— EXERCISE —
Can you transcribe the data exactly? Leave the pictures out.
- - -
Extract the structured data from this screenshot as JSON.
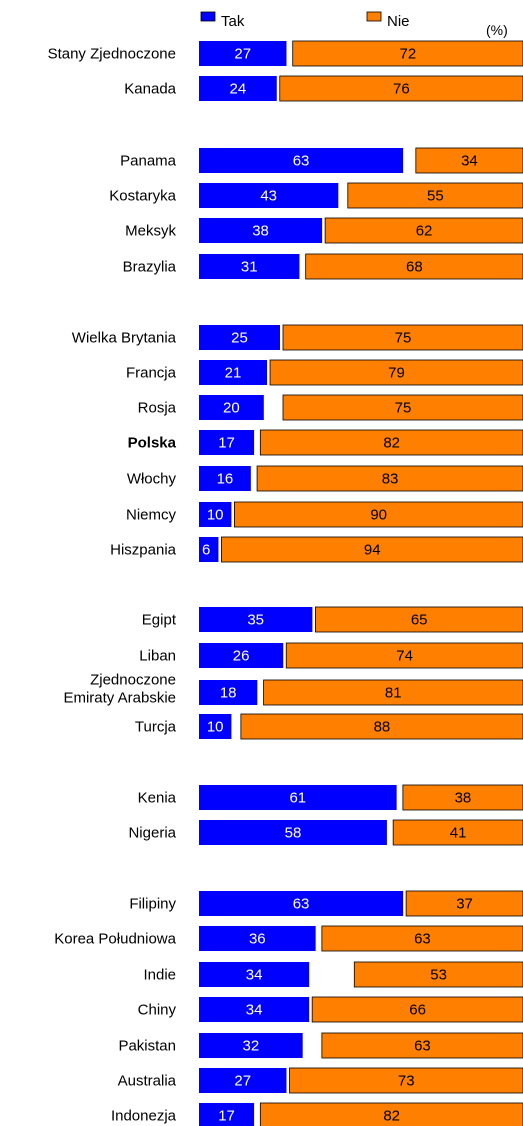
{
  "chart_data": {
    "type": "bar",
    "orientation": "horizontal",
    "stacked": true,
    "unit": "(%)",
    "legend": {
      "position": "top",
      "items": [
        {
          "name": "Tak",
          "color": "#0000ff"
        },
        {
          "name": "Nie",
          "color": "#ff8000"
        }
      ]
    },
    "xlim": [
      0,
      100
    ],
    "grid": false,
    "groups": [
      {
        "rows": [
          {
            "label": "Stany Zjednoczone",
            "tak": 27,
            "nie": 72
          },
          {
            "label": "Kanada",
            "tak": 24,
            "nie": 76
          }
        ]
      },
      {
        "rows": [
          {
            "label": "Panama",
            "tak": 63,
            "nie": 34
          },
          {
            "label": "Kostaryka",
            "tak": 43,
            "nie": 55
          },
          {
            "label": "Meksyk",
            "tak": 38,
            "nie": 62
          },
          {
            "label": "Brazylia",
            "tak": 31,
            "nie": 68
          }
        ]
      },
      {
        "rows": [
          {
            "label": "Wielka Brytania",
            "tak": 25,
            "nie": 75
          },
          {
            "label": "Francja",
            "tak": 21,
            "nie": 79
          },
          {
            "label": "Rosja",
            "tak": 20,
            "nie": 75
          },
          {
            "label": "Polska",
            "tak": 17,
            "nie": 82,
            "bold": true
          },
          {
            "label": "Włochy",
            "tak": 16,
            "nie": 83
          },
          {
            "label": "Niemcy",
            "tak": 10,
            "nie": 90
          },
          {
            "label": "Hiszpania",
            "tak": 6,
            "nie": 94
          }
        ]
      },
      {
        "rows": [
          {
            "label": "Egipt",
            "tak": 35,
            "nie": 65
          },
          {
            "label": "Liban",
            "tak": 26,
            "nie": 74
          },
          {
            "label": "Zjednoczone Emiraty Arabskie",
            "label_lines": [
              "Zjednoczone",
              "Emiraty Arabskie"
            ],
            "tak": 18,
            "nie": 81
          },
          {
            "label": "Turcja",
            "tak": 10,
            "nie": 88
          }
        ]
      },
      {
        "rows": [
          {
            "label": "Kenia",
            "tak": 61,
            "nie": 38
          },
          {
            "label": "Nigeria",
            "tak": 58,
            "nie": 41
          }
        ]
      },
      {
        "rows": [
          {
            "label": "Filipiny",
            "tak": 63,
            "nie": 37
          },
          {
            "label": "Korea Południowa",
            "tak": 36,
            "nie": 63
          },
          {
            "label": "Indie",
            "tak": 34,
            "nie": 53
          },
          {
            "label": "Chiny",
            "tak": 34,
            "nie": 66
          },
          {
            "label": "Pakistan",
            "tak": 32,
            "nie": 63
          },
          {
            "label": "Australia",
            "tak": 27,
            "nie": 73
          },
          {
            "label": "Indonezja",
            "tak": 17,
            "nie": 82
          }
        ]
      }
    ]
  }
}
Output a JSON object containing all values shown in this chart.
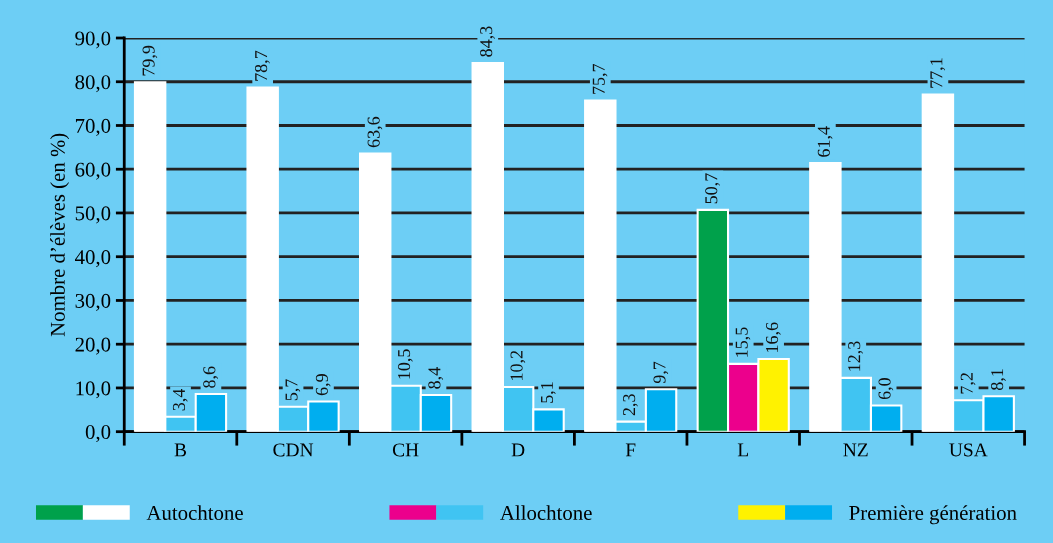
{
  "chart_data": {
    "type": "bar",
    "ylabel": "Nombre d’élèves (en %)",
    "categories": [
      "B",
      "CDN",
      "CH",
      "D",
      "F",
      "L",
      "NZ",
      "USA"
    ],
    "series": [
      {
        "name": "Autochtone",
        "color": "#ffffff",
        "colors": [
          "#ffffff",
          "#ffffff",
          "#ffffff",
          "#ffffff",
          "#ffffff",
          "#00a14b",
          "#ffffff",
          "#ffffff"
        ],
        "values": [
          79.9,
          78.7,
          63.6,
          84.3,
          75.7,
          50.7,
          61.4,
          77.1
        ],
        "value_labels": [
          "79,9",
          "78,7",
          "63,6",
          "84,3",
          "75,7",
          "50,7",
          "61,4",
          "77,1"
        ]
      },
      {
        "name": "Allochtone",
        "color": "#40c4f2",
        "colors": [
          "#40c4f2",
          "#40c4f2",
          "#40c4f2",
          "#40c4f2",
          "#40c4f2",
          "#ec008c",
          "#40c4f2",
          "#40c4f2"
        ],
        "values": [
          3.4,
          5.7,
          10.5,
          10.2,
          2.3,
          15.5,
          12.3,
          7.2
        ],
        "value_labels": [
          "3,4",
          "5,7",
          "10,5",
          "10,2",
          "2,3",
          "15,5",
          "12,3",
          "7,2"
        ]
      },
      {
        "name": "Première génération",
        "color": "#00aeef",
        "colors": [
          "#00aeef",
          "#00aeef",
          "#00aeef",
          "#00aeef",
          "#00aeef",
          "#fff200",
          "#00aeef",
          "#00aeef"
        ],
        "values": [
          8.6,
          6.9,
          8.4,
          5.1,
          9.7,
          16.6,
          6.0,
          8.1
        ],
        "value_labels": [
          "8,6",
          "6,9",
          "8,4",
          "5,1",
          "9,7",
          "16,6",
          "6,0",
          "8,1"
        ]
      }
    ],
    "ylim": [
      0,
      90
    ],
    "yticks": [
      {
        "value": 0,
        "label": "0,0"
      },
      {
        "value": 10,
        "label": "10,0"
      },
      {
        "value": 20,
        "label": "20,0"
      },
      {
        "value": 30,
        "label": "30,0"
      },
      {
        "value": 40,
        "label": "40,0"
      },
      {
        "value": 50,
        "label": "50,0"
      },
      {
        "value": 60,
        "label": "60,0"
      },
      {
        "value": 70,
        "label": "70,0"
      },
      {
        "value": 80,
        "label": "80,0"
      },
      {
        "value": 90,
        "label": "90,0"
      }
    ],
    "grid": "y",
    "legend": "bottom"
  }
}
- - -
— FULL ANSWER —
Extract the structured data from this screenshot as JSON.
{
  "chart_data": {
    "type": "bar",
    "orientation": "horizontal",
    "stacked": true,
    "unit": "(%)",
    "legend": {
      "position": "top",
      "items": [
        {
          "name": "Tak",
          "color": "#0000ff"
        },
        {
          "name": "Nie",
          "color": "#ff8000"
        }
      ]
    },
    "xlim": [
      0,
      100
    ],
    "grid": false,
    "groups": [
      {
        "rows": [
          {
            "label": "Stany Zjednoczone",
            "tak": 27,
            "nie": 72
          },
          {
            "label": "Kanada",
            "tak": 24,
            "nie": 76
          }
        ]
      },
      {
        "rows": [
          {
            "label": "Panama",
            "tak": 63,
            "nie": 34
          },
          {
            "label": "Kostaryka",
            "tak": 43,
            "nie": 55
          },
          {
            "label": "Meksyk",
            "tak": 38,
            "nie": 62
          },
          {
            "label": "Brazylia",
            "tak": 31,
            "nie": 68
          }
        ]
      },
      {
        "rows": [
          {
            "label": "Wielka Brytania",
            "tak": 25,
            "nie": 75
          },
          {
            "label": "Francja",
            "tak": 21,
            "nie": 79
          },
          {
            "label": "Rosja",
            "tak": 20,
            "nie": 75
          },
          {
            "label": "Polska",
            "tak": 17,
            "nie": 82,
            "bold": true
          },
          {
            "label": "Włochy",
            "tak": 16,
            "nie": 83
          },
          {
            "label": "Niemcy",
            "tak": 10,
            "nie": 90
          },
          {
            "label": "Hiszpania",
            "tak": 6,
            "nie": 94
          }
        ]
      },
      {
        "rows": [
          {
            "label": "Egipt",
            "tak": 35,
            "nie": 65
          },
          {
            "label": "Liban",
            "tak": 26,
            "nie": 74
          },
          {
            "label": "Zjednoczone Emiraty Arabskie",
            "label_lines": [
              "Zjednoczone",
              "Emiraty Arabskie"
            ],
            "tak": 18,
            "nie": 81
          },
          {
            "label": "Turcja",
            "tak": 10,
            "nie": 88
          }
        ]
      },
      {
        "rows": [
          {
            "label": "Kenia",
            "tak": 61,
            "nie": 38
          },
          {
            "label": "Nigeria",
            "tak": 58,
            "nie": 41
          }
        ]
      },
      {
        "rows": [
          {
            "label": "Filipiny",
            "tak": 63,
            "nie": 37
          },
          {
            "label": "Korea Południowa",
            "tak": 36,
            "nie": 63
          },
          {
            "label": "Indie",
            "tak": 34,
            "nie": 53
          },
          {
            "label": "Chiny",
            "tak": 34,
            "nie": 66
          },
          {
            "label": "Pakistan",
            "tak": 32,
            "nie": 63
          },
          {
            "label": "Australia",
            "tak": 27,
            "nie": 73
          },
          {
            "label": "Indonezja",
            "tak": 17,
            "nie": 82
          }
        ]
      }
    ]
  }
}
Output a JSON object containing all values shown in this chart.
{
  "chart_data": {
    "type": "bar",
    "ylabel": "Nombre d’élèves (en %)",
    "categories": [
      "B",
      "CDN",
      "CH",
      "D",
      "F",
      "L",
      "NZ",
      "USA"
    ],
    "series": [
      {
        "name": "Autochtone",
        "color": "#ffffff",
        "colors": [
          "#ffffff",
          "#ffffff",
          "#ffffff",
          "#ffffff",
          "#ffffff",
          "#00a14b",
          "#ffffff",
          "#ffffff"
        ],
        "values": [
          79.9,
          78.7,
          63.6,
          84.3,
          75.7,
          50.7,
          61.4,
          77.1
        ],
        "value_labels": [
          "79,9",
          "78,7",
          "63,6",
          "84,3",
          "75,7",
          "50,7",
          "61,4",
          "77,1"
        ]
      },
      {
        "name": "Allochtone",
        "color": "#40c4f2",
        "colors": [
          "#40c4f2",
          "#40c4f2",
          "#40c4f2",
          "#40c4f2",
          "#40c4f2",
          "#ec008c",
          "#40c4f2",
          "#40c4f2"
        ],
        "values": [
          3.4,
          5.7,
          10.5,
          10.2,
          2.3,
          15.5,
          12.3,
          7.2
        ],
        "value_labels": [
          "3,4",
          "5,7",
          "10,5",
          "10,2",
          "2,3",
          "15,5",
          "12,3",
          "7,2"
        ]
      },
      {
        "name": "Première génération",
        "color": "#00aeef",
        "colors": [
          "#00aeef",
          "#00aeef",
          "#00aeef",
          "#00aeef",
          "#00aeef",
          "#fff200",
          "#00aeef",
          "#00aeef"
        ],
        "values": [
          8.6,
          6.9,
          8.4,
          5.1,
          9.7,
          16.6,
          6.0,
          8.1
        ],
        "value_labels": [
          "8,6",
          "6,9",
          "8,4",
          "5,1",
          "9,7",
          "16,6",
          "6,0",
          "8,1"
        ]
      }
    ],
    "ylim": [
      0,
      90
    ],
    "yticks": [
      {
        "value": 0,
        "label": "0,0"
      },
      {
        "value": 10,
        "label": "10,0"
      },
      {
        "value": 20,
        "label": "20,0"
      },
      {
        "value": 30,
        "label": "30,0"
      },
      {
        "value": 40,
        "label": "40,0"
      },
      {
        "value": 50,
        "label": "50,0"
      },
      {
        "value": 60,
        "label": "60,0"
      },
      {
        "value": 70,
        "label": "70,0"
      },
      {
        "value": 80,
        "label": "80,0"
      },
      {
        "value": 90,
        "label": "90,0"
      }
    ],
    "grid": "y",
    "legend": "bottom"
  }
}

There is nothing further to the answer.